Lines that contain the string "rgba" are to be copied; leave out all others.

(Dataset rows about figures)

# # # # #

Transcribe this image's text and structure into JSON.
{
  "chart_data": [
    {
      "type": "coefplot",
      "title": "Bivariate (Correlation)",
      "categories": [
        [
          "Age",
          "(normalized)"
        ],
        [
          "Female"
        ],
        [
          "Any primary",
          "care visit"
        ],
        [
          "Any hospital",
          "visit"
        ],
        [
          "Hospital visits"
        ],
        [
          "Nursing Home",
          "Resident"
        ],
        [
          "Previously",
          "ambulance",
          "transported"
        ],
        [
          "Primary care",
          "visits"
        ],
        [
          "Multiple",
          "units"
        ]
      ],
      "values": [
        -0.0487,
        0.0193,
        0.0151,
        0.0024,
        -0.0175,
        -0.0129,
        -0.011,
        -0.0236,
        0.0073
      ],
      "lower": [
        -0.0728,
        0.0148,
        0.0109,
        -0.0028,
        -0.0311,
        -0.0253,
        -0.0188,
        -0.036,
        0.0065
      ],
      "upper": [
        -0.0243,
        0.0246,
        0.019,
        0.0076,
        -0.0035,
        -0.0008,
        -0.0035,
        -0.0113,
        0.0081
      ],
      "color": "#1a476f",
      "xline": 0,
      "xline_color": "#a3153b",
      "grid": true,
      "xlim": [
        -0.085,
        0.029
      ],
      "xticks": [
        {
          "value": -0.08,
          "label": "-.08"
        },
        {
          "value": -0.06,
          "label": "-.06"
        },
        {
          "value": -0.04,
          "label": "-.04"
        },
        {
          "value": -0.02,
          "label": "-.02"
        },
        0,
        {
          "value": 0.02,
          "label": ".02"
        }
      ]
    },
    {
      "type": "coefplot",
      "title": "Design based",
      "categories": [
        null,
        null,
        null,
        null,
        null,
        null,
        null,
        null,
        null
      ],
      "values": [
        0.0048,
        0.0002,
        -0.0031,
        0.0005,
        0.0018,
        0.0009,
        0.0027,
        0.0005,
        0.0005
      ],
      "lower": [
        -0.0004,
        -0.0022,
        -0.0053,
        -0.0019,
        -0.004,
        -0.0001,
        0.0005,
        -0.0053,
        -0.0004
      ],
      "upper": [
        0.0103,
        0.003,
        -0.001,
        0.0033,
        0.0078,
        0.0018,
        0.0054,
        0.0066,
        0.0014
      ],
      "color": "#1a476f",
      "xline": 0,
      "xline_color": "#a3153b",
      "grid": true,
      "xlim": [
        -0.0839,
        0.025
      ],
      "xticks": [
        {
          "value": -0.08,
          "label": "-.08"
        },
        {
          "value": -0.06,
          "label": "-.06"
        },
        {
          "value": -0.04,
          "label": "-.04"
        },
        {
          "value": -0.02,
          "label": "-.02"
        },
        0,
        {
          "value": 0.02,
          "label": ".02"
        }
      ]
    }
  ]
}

# # # # #

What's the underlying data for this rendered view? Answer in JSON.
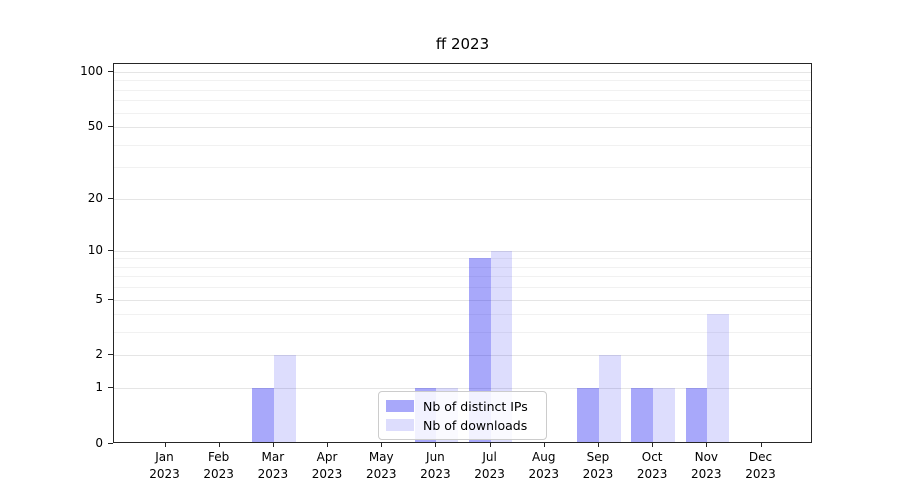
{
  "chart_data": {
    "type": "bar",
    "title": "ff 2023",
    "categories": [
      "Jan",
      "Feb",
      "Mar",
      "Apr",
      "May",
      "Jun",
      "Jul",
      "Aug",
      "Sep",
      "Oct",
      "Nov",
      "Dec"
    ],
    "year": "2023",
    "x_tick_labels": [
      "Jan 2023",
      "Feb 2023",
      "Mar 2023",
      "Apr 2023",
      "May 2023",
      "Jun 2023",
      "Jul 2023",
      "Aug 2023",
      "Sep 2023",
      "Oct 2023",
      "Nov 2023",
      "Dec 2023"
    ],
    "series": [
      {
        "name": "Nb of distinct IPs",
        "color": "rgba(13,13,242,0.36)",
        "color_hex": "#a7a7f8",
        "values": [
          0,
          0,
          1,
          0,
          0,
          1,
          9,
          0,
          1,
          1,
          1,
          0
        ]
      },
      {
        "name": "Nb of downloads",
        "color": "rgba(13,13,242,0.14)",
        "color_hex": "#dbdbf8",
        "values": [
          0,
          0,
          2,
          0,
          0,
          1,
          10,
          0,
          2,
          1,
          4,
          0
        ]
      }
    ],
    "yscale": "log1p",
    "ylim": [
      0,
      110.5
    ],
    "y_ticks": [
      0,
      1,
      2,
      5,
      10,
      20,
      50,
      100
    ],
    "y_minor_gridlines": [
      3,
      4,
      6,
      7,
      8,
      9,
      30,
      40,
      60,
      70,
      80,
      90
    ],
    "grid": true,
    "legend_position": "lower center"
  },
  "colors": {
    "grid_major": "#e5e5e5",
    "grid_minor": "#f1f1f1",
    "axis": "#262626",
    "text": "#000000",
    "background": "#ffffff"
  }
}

# # # # #

*Answer below*
        "color": "rgba(13,13,242,0.36)",
        "color": "rgba(13,13,242,0.14)",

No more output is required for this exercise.